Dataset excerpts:
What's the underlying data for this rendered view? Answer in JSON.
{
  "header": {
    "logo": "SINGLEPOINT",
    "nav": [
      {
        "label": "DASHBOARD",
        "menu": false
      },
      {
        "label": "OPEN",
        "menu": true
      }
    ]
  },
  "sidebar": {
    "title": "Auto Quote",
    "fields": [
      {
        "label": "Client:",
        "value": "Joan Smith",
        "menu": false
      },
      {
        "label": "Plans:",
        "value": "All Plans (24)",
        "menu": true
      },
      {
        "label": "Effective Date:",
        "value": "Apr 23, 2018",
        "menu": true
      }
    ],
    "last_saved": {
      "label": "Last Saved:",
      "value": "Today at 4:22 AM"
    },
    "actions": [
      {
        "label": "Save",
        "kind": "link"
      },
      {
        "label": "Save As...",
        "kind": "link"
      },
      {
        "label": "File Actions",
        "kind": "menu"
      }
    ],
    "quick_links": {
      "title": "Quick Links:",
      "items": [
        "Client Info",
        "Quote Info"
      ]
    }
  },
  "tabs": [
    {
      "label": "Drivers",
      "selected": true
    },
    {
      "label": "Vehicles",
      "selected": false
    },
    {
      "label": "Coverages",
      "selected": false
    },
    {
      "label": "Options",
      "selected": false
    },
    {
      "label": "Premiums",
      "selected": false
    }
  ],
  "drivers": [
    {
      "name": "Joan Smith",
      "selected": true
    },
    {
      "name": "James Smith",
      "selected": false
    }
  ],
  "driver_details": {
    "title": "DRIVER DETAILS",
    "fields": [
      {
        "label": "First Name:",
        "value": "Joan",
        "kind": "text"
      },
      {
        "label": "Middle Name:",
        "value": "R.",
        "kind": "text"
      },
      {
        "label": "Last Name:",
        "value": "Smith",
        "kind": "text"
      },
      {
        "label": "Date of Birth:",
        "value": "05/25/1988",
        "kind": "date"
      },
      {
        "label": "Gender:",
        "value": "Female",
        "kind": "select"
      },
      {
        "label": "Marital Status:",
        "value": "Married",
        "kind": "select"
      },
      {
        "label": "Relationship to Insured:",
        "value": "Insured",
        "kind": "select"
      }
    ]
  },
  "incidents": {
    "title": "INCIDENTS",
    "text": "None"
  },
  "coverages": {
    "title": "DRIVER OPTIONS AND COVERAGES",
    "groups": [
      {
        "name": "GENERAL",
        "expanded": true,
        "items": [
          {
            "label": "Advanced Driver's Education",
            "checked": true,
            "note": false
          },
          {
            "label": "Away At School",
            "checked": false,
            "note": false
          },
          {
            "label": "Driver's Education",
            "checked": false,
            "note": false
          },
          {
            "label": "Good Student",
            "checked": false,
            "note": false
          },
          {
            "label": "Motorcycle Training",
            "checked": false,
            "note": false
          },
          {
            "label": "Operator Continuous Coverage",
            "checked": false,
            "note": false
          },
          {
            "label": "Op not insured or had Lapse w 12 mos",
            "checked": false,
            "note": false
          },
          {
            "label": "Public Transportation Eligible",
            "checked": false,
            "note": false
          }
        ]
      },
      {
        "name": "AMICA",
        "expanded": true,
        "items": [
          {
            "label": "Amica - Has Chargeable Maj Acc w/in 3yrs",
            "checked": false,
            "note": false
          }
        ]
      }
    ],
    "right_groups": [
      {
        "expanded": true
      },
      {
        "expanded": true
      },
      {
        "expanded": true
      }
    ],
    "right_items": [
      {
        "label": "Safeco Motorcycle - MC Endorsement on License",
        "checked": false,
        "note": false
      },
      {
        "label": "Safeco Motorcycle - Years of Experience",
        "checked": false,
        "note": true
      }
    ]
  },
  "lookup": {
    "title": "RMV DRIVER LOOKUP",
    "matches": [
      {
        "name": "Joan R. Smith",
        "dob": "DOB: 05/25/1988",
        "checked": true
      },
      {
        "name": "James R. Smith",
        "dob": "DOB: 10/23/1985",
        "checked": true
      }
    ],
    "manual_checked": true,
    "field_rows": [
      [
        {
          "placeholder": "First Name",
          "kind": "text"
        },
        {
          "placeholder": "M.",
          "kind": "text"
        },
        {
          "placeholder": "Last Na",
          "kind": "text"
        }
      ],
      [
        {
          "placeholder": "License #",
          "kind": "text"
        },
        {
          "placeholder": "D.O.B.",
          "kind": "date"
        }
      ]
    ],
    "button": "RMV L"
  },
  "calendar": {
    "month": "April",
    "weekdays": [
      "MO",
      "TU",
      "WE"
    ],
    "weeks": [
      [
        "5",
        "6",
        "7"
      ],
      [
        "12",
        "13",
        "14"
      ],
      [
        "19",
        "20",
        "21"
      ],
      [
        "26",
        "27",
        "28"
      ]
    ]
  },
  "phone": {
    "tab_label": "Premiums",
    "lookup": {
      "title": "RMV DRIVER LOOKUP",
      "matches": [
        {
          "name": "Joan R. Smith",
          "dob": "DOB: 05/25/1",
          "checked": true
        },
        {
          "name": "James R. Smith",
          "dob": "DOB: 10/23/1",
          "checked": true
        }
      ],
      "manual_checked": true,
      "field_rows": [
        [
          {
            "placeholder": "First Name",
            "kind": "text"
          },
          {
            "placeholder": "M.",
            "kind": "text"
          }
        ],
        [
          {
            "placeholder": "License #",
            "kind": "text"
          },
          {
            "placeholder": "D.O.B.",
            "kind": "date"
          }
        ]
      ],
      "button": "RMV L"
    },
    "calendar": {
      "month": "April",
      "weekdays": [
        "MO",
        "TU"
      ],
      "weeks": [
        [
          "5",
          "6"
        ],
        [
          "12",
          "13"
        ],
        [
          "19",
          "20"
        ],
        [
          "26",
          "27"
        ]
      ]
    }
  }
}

AIM =
Return, from the data, each line that has the word "Motorcycle" in it.

RIGHT ANSWER =
            "label": "Motorcycle Training",
        "label": "Safeco Motorcycle - MC Endorsement on License",
        "label": "Safeco Motorcycle - Years of Experience",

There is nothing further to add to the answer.